Saved entries
★ ★ ★
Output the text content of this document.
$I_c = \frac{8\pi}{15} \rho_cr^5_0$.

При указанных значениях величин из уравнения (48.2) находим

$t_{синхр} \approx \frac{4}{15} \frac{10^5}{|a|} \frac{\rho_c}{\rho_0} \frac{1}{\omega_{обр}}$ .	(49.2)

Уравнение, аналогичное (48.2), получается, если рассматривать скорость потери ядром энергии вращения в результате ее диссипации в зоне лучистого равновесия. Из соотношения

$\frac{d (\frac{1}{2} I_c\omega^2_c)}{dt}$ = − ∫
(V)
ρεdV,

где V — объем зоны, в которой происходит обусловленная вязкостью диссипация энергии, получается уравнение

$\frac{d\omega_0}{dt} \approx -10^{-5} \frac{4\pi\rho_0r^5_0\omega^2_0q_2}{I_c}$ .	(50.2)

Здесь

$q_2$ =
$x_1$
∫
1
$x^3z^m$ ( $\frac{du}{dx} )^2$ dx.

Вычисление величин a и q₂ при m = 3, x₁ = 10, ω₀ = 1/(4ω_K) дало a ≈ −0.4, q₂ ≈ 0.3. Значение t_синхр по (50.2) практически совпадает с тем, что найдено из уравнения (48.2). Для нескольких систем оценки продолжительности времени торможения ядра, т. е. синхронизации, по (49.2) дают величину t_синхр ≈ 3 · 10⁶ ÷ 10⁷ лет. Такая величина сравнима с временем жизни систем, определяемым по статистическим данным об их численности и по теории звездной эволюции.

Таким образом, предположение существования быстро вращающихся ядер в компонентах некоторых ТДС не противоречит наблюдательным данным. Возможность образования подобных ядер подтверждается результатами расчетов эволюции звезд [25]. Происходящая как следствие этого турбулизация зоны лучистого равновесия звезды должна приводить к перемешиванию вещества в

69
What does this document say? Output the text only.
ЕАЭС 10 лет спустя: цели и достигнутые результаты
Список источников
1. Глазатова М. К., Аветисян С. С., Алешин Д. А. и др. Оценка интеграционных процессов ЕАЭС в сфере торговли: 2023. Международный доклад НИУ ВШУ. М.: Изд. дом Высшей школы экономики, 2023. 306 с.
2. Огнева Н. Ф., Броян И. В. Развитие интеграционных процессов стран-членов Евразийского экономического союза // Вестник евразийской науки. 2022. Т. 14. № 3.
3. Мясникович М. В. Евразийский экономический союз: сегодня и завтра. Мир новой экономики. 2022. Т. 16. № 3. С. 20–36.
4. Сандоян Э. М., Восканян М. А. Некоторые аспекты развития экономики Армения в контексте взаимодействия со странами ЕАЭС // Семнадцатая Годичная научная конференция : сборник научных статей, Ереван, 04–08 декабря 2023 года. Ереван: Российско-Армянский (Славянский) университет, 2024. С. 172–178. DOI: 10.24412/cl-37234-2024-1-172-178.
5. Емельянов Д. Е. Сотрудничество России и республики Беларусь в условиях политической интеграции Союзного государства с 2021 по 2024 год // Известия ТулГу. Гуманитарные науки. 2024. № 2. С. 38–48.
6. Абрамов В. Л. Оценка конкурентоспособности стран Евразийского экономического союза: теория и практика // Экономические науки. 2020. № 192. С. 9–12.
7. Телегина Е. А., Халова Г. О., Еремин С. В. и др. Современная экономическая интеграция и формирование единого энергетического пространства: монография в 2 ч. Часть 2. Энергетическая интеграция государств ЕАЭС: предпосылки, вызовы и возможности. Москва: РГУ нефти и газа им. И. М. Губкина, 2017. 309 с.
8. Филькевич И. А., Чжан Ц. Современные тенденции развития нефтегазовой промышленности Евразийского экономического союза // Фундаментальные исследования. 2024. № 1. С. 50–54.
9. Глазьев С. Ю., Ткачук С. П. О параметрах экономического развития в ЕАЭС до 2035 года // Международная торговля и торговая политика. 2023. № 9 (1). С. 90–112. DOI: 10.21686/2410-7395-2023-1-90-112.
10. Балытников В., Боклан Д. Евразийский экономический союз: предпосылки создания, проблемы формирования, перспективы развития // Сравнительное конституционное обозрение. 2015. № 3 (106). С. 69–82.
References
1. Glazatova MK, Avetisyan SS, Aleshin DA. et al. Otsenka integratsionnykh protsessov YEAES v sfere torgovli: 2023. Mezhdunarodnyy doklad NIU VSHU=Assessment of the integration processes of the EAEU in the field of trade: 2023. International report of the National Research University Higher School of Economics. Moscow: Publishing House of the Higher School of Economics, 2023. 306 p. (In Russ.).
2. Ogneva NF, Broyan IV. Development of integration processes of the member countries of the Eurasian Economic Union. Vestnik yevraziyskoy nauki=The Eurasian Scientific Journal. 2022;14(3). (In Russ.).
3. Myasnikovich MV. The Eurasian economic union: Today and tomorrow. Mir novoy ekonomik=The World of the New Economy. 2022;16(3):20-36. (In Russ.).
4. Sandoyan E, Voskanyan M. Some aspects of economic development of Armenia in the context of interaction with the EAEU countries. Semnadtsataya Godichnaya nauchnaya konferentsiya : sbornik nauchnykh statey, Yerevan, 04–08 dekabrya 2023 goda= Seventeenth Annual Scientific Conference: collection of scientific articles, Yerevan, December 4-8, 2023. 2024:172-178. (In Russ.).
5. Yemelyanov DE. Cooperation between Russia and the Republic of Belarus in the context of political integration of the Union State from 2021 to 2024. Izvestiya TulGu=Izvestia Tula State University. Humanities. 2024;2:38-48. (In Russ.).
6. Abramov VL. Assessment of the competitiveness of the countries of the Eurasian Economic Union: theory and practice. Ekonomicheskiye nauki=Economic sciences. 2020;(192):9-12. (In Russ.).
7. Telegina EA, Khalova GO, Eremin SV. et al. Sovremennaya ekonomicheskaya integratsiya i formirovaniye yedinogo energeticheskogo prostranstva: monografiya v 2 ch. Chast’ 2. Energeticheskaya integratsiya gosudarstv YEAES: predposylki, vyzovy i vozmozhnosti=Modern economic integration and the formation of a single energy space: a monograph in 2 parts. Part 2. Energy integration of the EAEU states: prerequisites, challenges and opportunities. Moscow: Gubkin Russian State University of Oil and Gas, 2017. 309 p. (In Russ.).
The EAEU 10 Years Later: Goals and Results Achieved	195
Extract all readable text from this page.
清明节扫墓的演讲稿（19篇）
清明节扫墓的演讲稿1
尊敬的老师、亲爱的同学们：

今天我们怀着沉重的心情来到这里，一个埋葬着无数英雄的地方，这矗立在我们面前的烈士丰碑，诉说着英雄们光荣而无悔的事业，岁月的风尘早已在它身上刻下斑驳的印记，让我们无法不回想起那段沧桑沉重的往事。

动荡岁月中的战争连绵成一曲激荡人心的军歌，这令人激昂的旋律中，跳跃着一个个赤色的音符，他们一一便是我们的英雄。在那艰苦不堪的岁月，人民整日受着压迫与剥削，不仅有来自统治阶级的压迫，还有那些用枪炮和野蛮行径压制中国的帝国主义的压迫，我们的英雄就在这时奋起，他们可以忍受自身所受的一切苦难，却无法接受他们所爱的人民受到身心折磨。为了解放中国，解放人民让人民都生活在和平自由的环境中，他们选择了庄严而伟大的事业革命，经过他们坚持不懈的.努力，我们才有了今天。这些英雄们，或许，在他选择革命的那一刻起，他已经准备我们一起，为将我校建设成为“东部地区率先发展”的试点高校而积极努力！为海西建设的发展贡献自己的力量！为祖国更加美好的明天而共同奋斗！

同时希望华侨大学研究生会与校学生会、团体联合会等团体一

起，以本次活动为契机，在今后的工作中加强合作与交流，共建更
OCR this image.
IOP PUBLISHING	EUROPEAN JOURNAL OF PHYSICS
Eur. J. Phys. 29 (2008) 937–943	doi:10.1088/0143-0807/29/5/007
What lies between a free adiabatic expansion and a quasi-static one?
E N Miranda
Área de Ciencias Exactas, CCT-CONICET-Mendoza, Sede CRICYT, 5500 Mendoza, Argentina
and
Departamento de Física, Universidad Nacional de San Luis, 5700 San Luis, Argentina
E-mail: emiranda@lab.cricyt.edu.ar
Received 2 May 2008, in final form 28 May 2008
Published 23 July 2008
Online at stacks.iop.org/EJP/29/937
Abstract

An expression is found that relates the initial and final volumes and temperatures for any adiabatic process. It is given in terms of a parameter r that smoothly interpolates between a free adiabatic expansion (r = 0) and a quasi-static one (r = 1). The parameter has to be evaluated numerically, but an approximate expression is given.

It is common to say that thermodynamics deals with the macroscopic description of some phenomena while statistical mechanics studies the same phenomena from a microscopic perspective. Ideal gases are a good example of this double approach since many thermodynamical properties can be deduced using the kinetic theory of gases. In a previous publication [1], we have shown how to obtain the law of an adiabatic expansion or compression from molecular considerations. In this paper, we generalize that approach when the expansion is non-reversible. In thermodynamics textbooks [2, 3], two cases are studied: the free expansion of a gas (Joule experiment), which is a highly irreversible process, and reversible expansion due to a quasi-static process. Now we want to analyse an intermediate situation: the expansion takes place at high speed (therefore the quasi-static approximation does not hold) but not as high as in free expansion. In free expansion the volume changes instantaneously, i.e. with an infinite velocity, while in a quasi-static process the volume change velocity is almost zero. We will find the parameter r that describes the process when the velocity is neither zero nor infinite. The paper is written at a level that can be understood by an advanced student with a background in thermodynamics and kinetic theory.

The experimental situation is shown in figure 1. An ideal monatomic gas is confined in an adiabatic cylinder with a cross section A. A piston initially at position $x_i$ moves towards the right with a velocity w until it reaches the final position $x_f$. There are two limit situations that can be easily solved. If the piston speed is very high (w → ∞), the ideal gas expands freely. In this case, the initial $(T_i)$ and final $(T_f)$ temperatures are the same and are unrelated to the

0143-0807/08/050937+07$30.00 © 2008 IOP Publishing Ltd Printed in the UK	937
★ ★ ★
> [WORK TO DO]: In the entries above, identify every line with the word "What". Copy those lines.

> [ANSWER TO THE TASK]:
What does this document say? Output the text only.
What lies between a free adiabatic expansion and a quasi-static one?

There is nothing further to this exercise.